Aim of the task – An exact copy of the records is required, minus the pictures they hold.

Provided data –

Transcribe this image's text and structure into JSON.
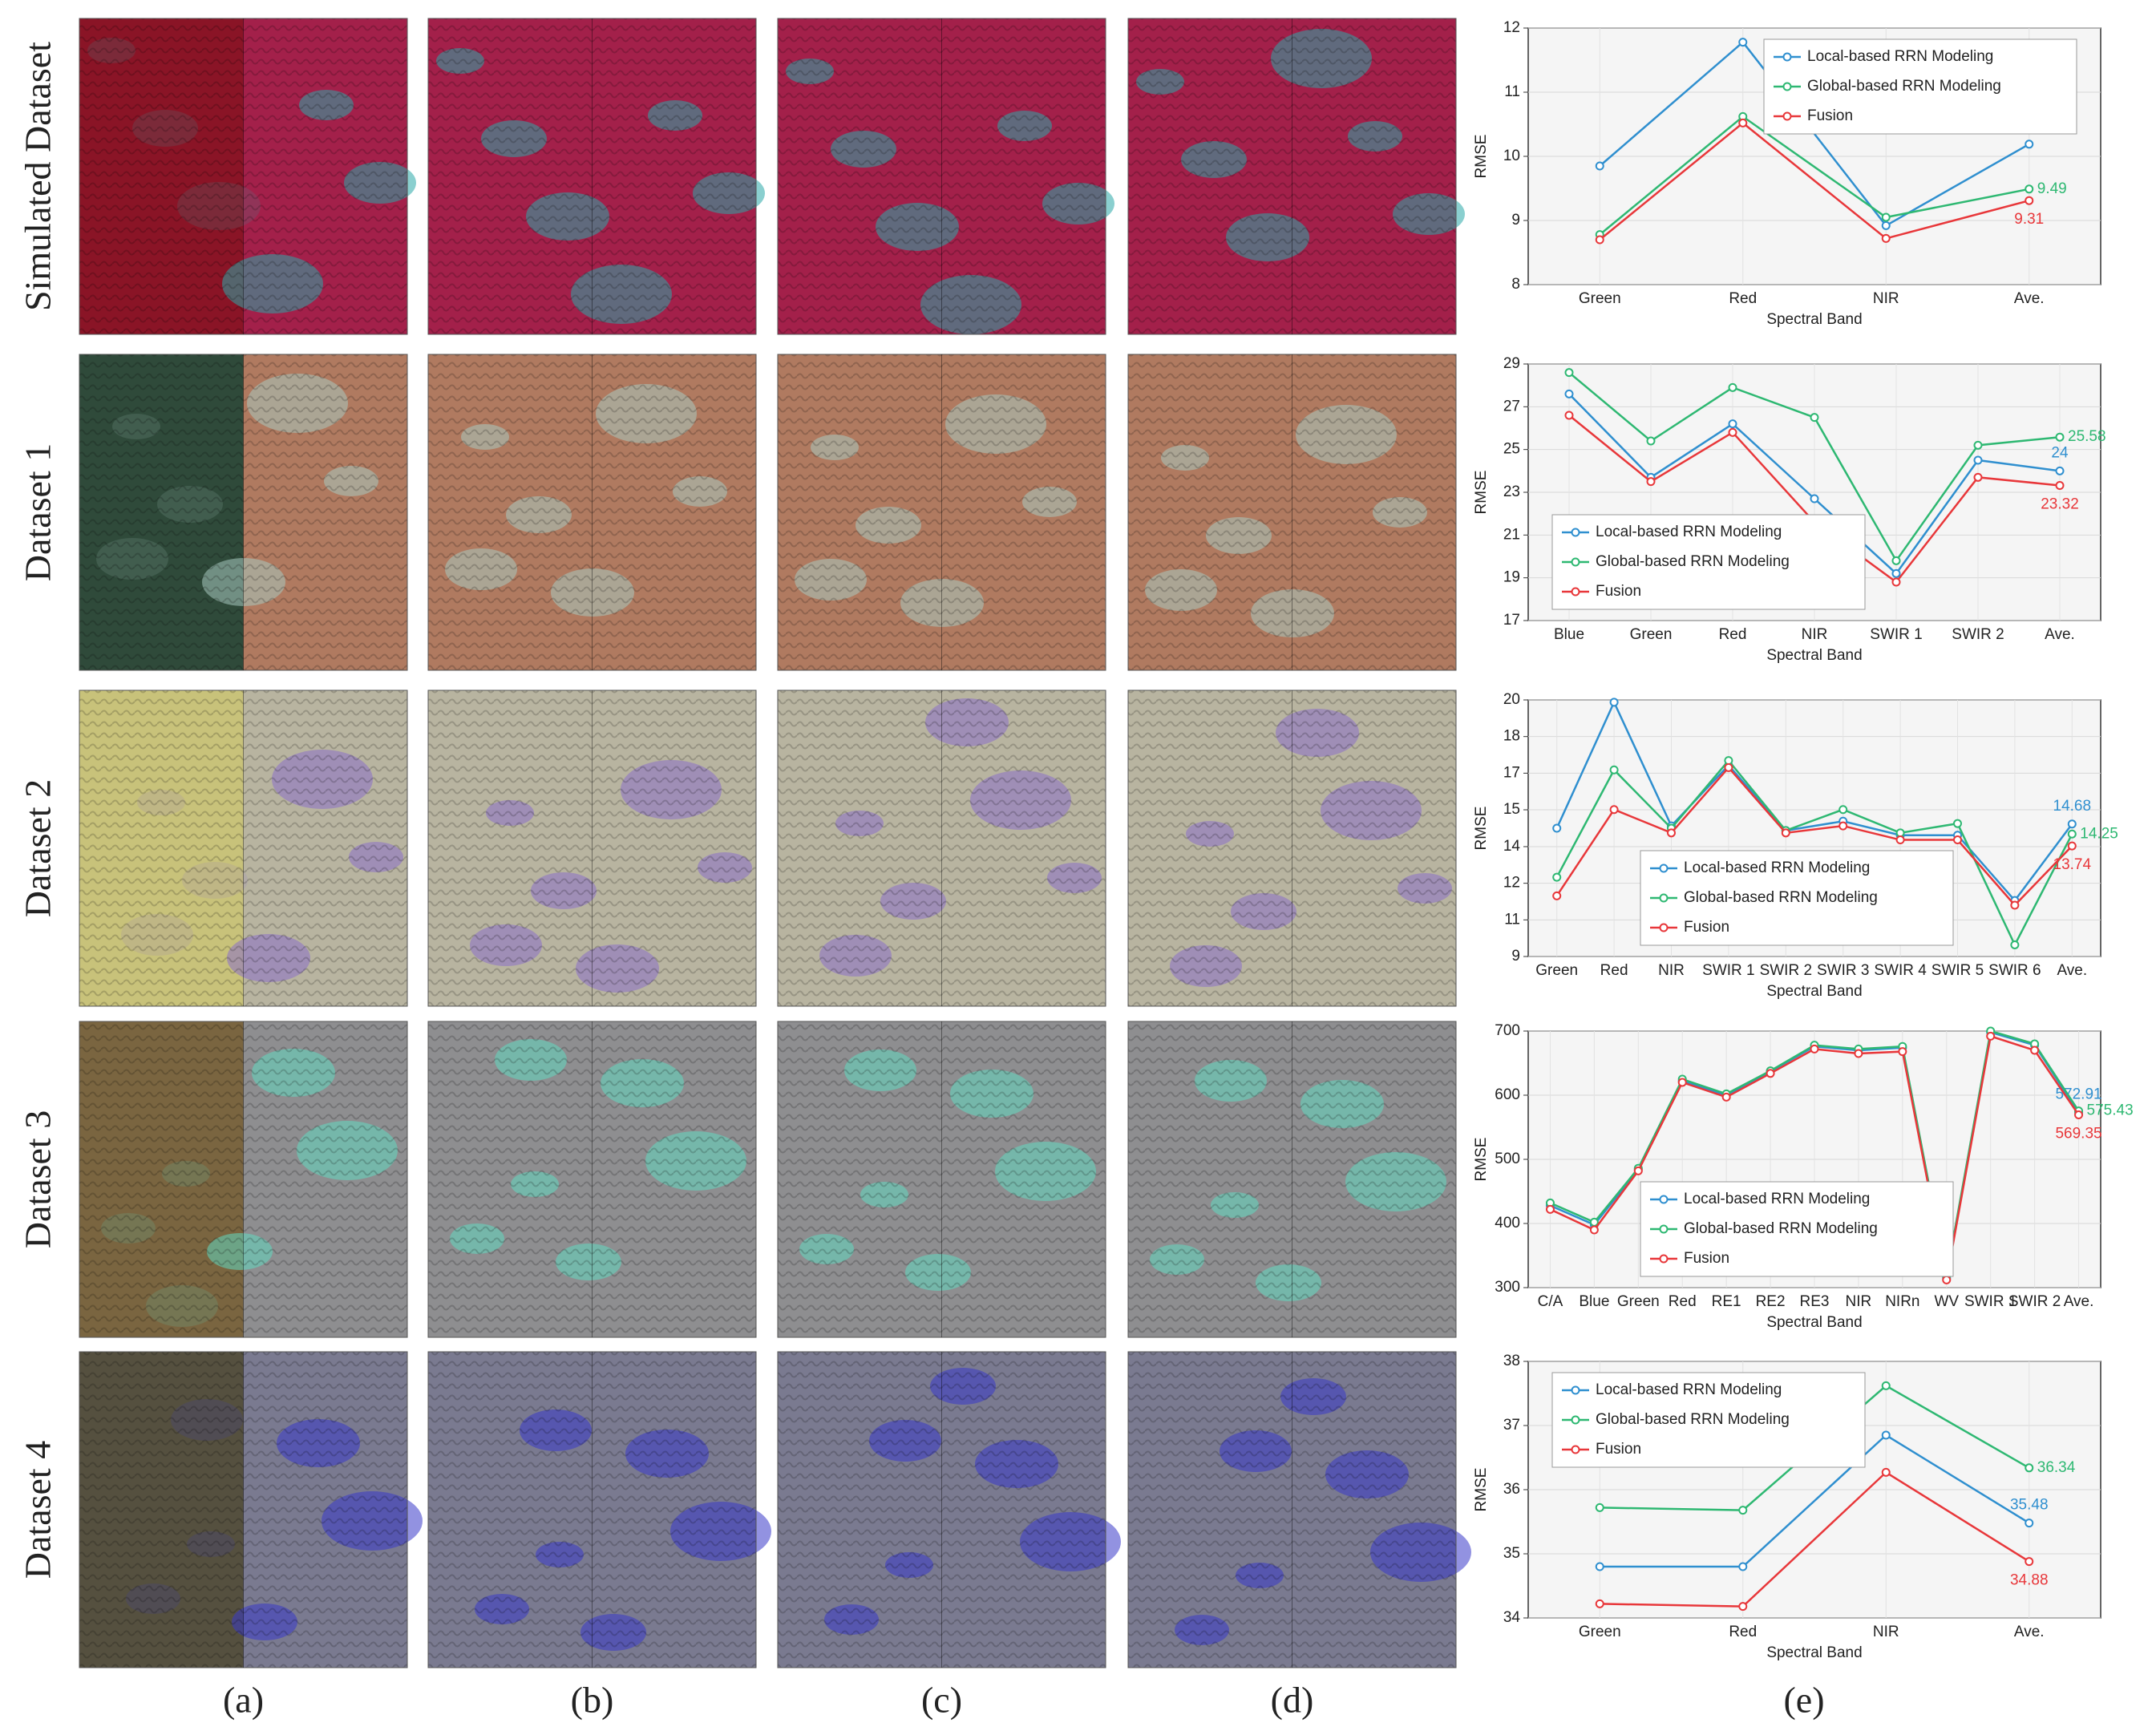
{
  "row_labels": [
    "Simulated Dataset",
    "Dataset 1",
    "Dataset 2",
    "Dataset 3",
    "Dataset 4"
  ],
  "panel_labels": [
    "(a)",
    "(b)",
    "(c)",
    "(d)",
    "(e)"
  ],
  "chart_data": [
    {
      "type": "line",
      "xlabel": "Spectral Band",
      "ylabel": "RMSE",
      "categories": [
        "Green",
        "Red",
        "NIR",
        "Ave."
      ],
      "series": [
        {
          "name": "Local-based RRN Modeling",
          "color": "#2f8fcf",
          "values": [
            9.85,
            11.78,
            8.92,
            10.19
          ]
        },
        {
          "name": "Global-based RRN Modeling",
          "color": "#2eb872",
          "values": [
            8.78,
            10.62,
            9.05,
            9.49
          ]
        },
        {
          "name": "Fusion",
          "color": "#e8373a",
          "values": [
            8.7,
            10.52,
            8.72,
            9.31
          ]
        }
      ],
      "ylim": [
        8,
        12
      ],
      "yticks": [
        8,
        9,
        10,
        11,
        12
      ],
      "grid": true,
      "legend": "upper right",
      "data_labels": "last"
    },
    {
      "type": "line",
      "xlabel": "Spectral Band",
      "ylabel": "RMSE",
      "categories": [
        "Blue",
        "Green",
        "Red",
        "NIR",
        "SWIR 1",
        "SWIR 2",
        "Ave."
      ],
      "series": [
        {
          "name": "Local-based RRN Modeling",
          "color": "#2f8fcf",
          "values": [
            27.6,
            23.7,
            26.2,
            22.7,
            19.2,
            24.5,
            24
          ]
        },
        {
          "name": "Global-based RRN Modeling",
          "color": "#2eb872",
          "values": [
            28.6,
            25.4,
            27.9,
            26.5,
            19.8,
            25.2,
            25.58
          ]
        },
        {
          "name": "Fusion",
          "color": "#e8373a",
          "values": [
            26.6,
            23.5,
            25.8,
            21.6,
            18.8,
            23.7,
            23.32
          ]
        }
      ],
      "ylim": [
        17,
        29
      ],
      "yticks": [
        17,
        19,
        21,
        23,
        25,
        27,
        29
      ],
      "grid": true,
      "legend": "lower left",
      "data_labels": "last"
    },
    {
      "type": "line",
      "xlabel": "Spectral Band",
      "ylabel": "RMSE",
      "categories": [
        "Green",
        "Red",
        "NIR",
        "SWIR 1",
        "SWIR 2",
        "SWIR 3",
        "SWIR 4",
        "SWIR 5",
        "SWIR 6",
        "Ave."
      ],
      "series": [
        {
          "name": "Local-based RRN Modeling",
          "color": "#2f8fcf",
          "values": [
            14.5,
            19.9,
            14.6,
            17.2,
            14.4,
            14.8,
            14.2,
            14.2,
            11.4,
            14.68
          ]
        },
        {
          "name": "Global-based RRN Modeling",
          "color": "#2eb872",
          "values": [
            12.4,
            17.0,
            14.5,
            17.4,
            14.4,
            15.3,
            14.3,
            14.7,
            9.5,
            14.25
          ]
        },
        {
          "name": "Fusion",
          "color": "#e8373a",
          "values": [
            11.6,
            15.3,
            14.3,
            17.1,
            14.3,
            14.6,
            14.0,
            14.0,
            11.2,
            13.74
          ]
        }
      ],
      "ylim": [
        9,
        20
      ],
      "yticks": [
        9,
        {
          "value": 10.57,
          "label": "11"
        },
        {
          "value": 12.14,
          "label": "12"
        },
        {
          "value": 13.71,
          "label": "14"
        },
        {
          "value": 15.29,
          "label": "15"
        },
        {
          "value": 16.86,
          "label": "17"
        },
        {
          "value": 18.43,
          "label": "18"
        },
        20
      ],
      "grid": true,
      "legend": "lower center",
      "data_labels": "last"
    },
    {
      "type": "line",
      "xlabel": "Spectral Band",
      "ylabel": "RMSE",
      "categories": [
        "C/A",
        "Blue",
        "Green",
        "Red",
        "RE1",
        "RE2",
        "RE3",
        "NIR",
        "NIRn",
        "WV",
        "SWIR 1",
        "SWIR 2",
        "Ave."
      ],
      "series": [
        {
          "name": "Local-based RRN Modeling",
          "color": "#2f8fcf",
          "values": [
            428,
            398,
            484,
            622,
            600,
            637,
            676,
            670,
            674,
            315,
            698,
            678,
            572.91
          ]
        },
        {
          "name": "Global-based RRN Modeling",
          "color": "#2eb872",
          "values": [
            432,
            402,
            486,
            625,
            602,
            638,
            678,
            672,
            676,
            318,
            700,
            680,
            575.43
          ]
        },
        {
          "name": "Fusion",
          "color": "#e8373a",
          "values": [
            422,
            390,
            482,
            620,
            597,
            634,
            672,
            665,
            668,
            312,
            692,
            670,
            569.35
          ]
        }
      ],
      "ylim": [
        300,
        700
      ],
      "yticks": [
        300,
        400,
        500,
        600,
        700
      ],
      "grid": true,
      "legend": "lower center",
      "data_labels": "last"
    },
    {
      "type": "line",
      "xlabel": "Spectral Band",
      "ylabel": "RMSE",
      "categories": [
        "Green",
        "Red",
        "NIR",
        "Ave."
      ],
      "series": [
        {
          "name": "Local-based RRN Modeling",
          "color": "#2f8fcf",
          "values": [
            34.8,
            34.8,
            36.85,
            35.48
          ]
        },
        {
          "name": "Global-based RRN Modeling",
          "color": "#2eb872",
          "values": [
            35.72,
            35.68,
            37.62,
            36.34
          ]
        },
        {
          "name": "Fusion",
          "color": "#e8373a",
          "values": [
            34.22,
            34.18,
            36.27,
            34.88
          ]
        }
      ],
      "ylim": [
        34,
        38
      ],
      "yticks": [
        34,
        35,
        36,
        37,
        38
      ],
      "grid": true,
      "legend": "upper left",
      "data_labels": "last"
    }
  ]
}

Written solution –
Transcribe this image's text and structure into JSON.
{
  "row_labels": [
    "Simulated Dataset",
    "Dataset 1",
    "Dataset 2",
    "Dataset 3",
    "Dataset 4"
  ],
  "panel_labels": [
    "(a)",
    "(b)",
    "(c)",
    "(d)",
    "(e)"
  ],
  "chart_data": [
    {
      "type": "line",
      "xlabel": "Spectral Band",
      "ylabel": "RMSE",
      "categories": [
        "Green",
        "Red",
        "NIR",
        "Ave."
      ],
      "series": [
        {
          "name": "Local-based RRN Modeling",
          "color": "#2f8fcf",
          "values": [
            9.85,
            11.78,
            8.92,
            10.19
          ]
        },
        {
          "name": "Global-based RRN Modeling",
          "color": "#2eb872",
          "values": [
            8.78,
            10.62,
            9.05,
            9.49
          ]
        },
        {
          "name": "Fusion",
          "color": "#e8373a",
          "values": [
            8.7,
            10.52,
            8.72,
            9.31
          ]
        }
      ],
      "ylim": [
        8,
        12
      ],
      "yticks": [
        8,
        9,
        10,
        11,
        12
      ],
      "grid": true,
      "legend": "upper right",
      "data_labels": "last"
    },
    {
      "type": "line",
      "xlabel": "Spectral Band",
      "ylabel": "RMSE",
      "categories": [
        "Blue",
        "Green",
        "Red",
        "NIR",
        "SWIR 1",
        "SWIR 2",
        "Ave."
      ],
      "series": [
        {
          "name": "Local-based RRN Modeling",
          "color": "#2f8fcf",
          "values": [
            27.6,
            23.7,
            26.2,
            22.7,
            19.2,
            24.5,
            24
          ]
        },
        {
          "name": "Global-based RRN Modeling",
          "color": "#2eb872",
          "values": [
            28.6,
            25.4,
            27.9,
            26.5,
            19.8,
            25.2,
            25.58
          ]
        },
        {
          "name": "Fusion",
          "color": "#e8373a",
          "values": [
            26.6,
            23.5,
            25.8,
            21.6,
            18.8,
            23.7,
            23.32
          ]
        }
      ],
      "ylim": [
        17,
        29
      ],
      "yticks": [
        17,
        19,
        21,
        23,
        25,
        27,
        29
      ],
      "grid": true,
      "legend": "lower left",
      "data_labels": "last"
    },
    {
      "type": "line",
      "xlabel": "Spectral Band",
      "ylabel": "RMSE",
      "categories": [
        "Green",
        "Red",
        "NIR",
        "SWIR 1",
        "SWIR 2",
        "SWIR 3",
        "SWIR 4",
        "SWIR 5",
        "SWIR 6",
        "Ave."
      ],
      "series": [
        {
          "name": "Local-based RRN Modeling",
          "color": "#2f8fcf",
          "values": [
            14.5,
            19.9,
            14.6,
            17.2,
            14.4,
            14.8,
            14.2,
            14.2,
            11.4,
            14.68
          ]
        },
        {
          "name": "Global-based RRN Modeling",
          "color": "#2eb872",
          "values": [
            12.4,
            17.0,
            14.5,
            17.4,
            14.4,
            15.3,
            14.3,
            14.7,
            9.5,
            14.25
          ]
        },
        {
          "name": "Fusion",
          "color": "#e8373a",
          "values": [
            11.6,
            15.3,
            14.3,
            17.1,
            14.3,
            14.6,
            14.0,
            14.0,
            11.2,
            13.74
          ]
        }
      ],
      "ylim": [
        9,
        20
      ],
      "yticks": [
        9,
        {
          "value": 10.57,
          "label": "11"
        },
        {
          "value": 12.14,
          "label": "12"
        },
        {
          "value": 13.71,
          "label": "14"
        },
        {
          "value": 15.29,
          "label": "15"
        },
        {
          "value": 16.86,
          "label": "17"
        },
        {
          "value": 18.43,
          "label": "18"
        },
        20
      ],
      "grid": true,
      "legend": "lower center",
      "data_labels": "last"
    },
    {
      "type": "line",
      "xlabel": "Spectral Band",
      "ylabel": "RMSE",
      "categories": [
        "C/A",
        "Blue",
        "Green",
        "Red",
        "RE1",
        "RE2",
        "RE3",
        "NIR",
        "NIRn",
        "WV",
        "SWIR 1",
        "SWIR 2",
        "Ave."
      ],
      "series": [
        {
          "name": "Local-based RRN Modeling",
          "color": "#2f8fcf",
          "values": [
            428,
            398,
            484,
            622,
            600,
            637,
            676,
            670,
            674,
            315,
            698,
            678,
            572.91
          ]
        },
        {
          "name": "Global-based RRN Modeling",
          "color": "#2eb872",
          "values": [
            432,
            402,
            486,
            625,
            602,
            638,
            678,
            672,
            676,
            318,
            700,
            680,
            575.43
          ]
        },
        {
          "name": "Fusion",
          "color": "#e8373a",
          "values": [
            422,
            390,
            482,
            620,
            597,
            634,
            672,
            665,
            668,
            312,
            692,
            670,
            569.35
          ]
        }
      ],
      "ylim": [
        300,
        700
      ],
      "yticks": [
        300,
        400,
        500,
        600,
        700
      ],
      "grid": true,
      "legend": "lower center",
      "data_labels": "last"
    },
    {
      "type": "line",
      "xlabel": "Spectral Band",
      "ylabel": "RMSE",
      "categories": [
        "Green",
        "Red",
        "NIR",
        "Ave."
      ],
      "series": [
        {
          "name": "Local-based RRN Modeling",
          "color": "#2f8fcf",
          "values": [
            34.8,
            34.8,
            36.85,
            35.48
          ]
        },
        {
          "name": "Global-based RRN Modeling",
          "color": "#2eb872",
          "values": [
            35.72,
            35.68,
            37.62,
            36.34
          ]
        },
        {
          "name": "Fusion",
          "color": "#e8373a",
          "values": [
            34.22,
            34.18,
            36.27,
            34.88
          ]
        }
      ],
      "ylim": [
        34,
        38
      ],
      "yticks": [
        34,
        35,
        36,
        37,
        38
      ],
      "grid": true,
      "legend": "upper left",
      "data_labels": "last"
    }
  ]
}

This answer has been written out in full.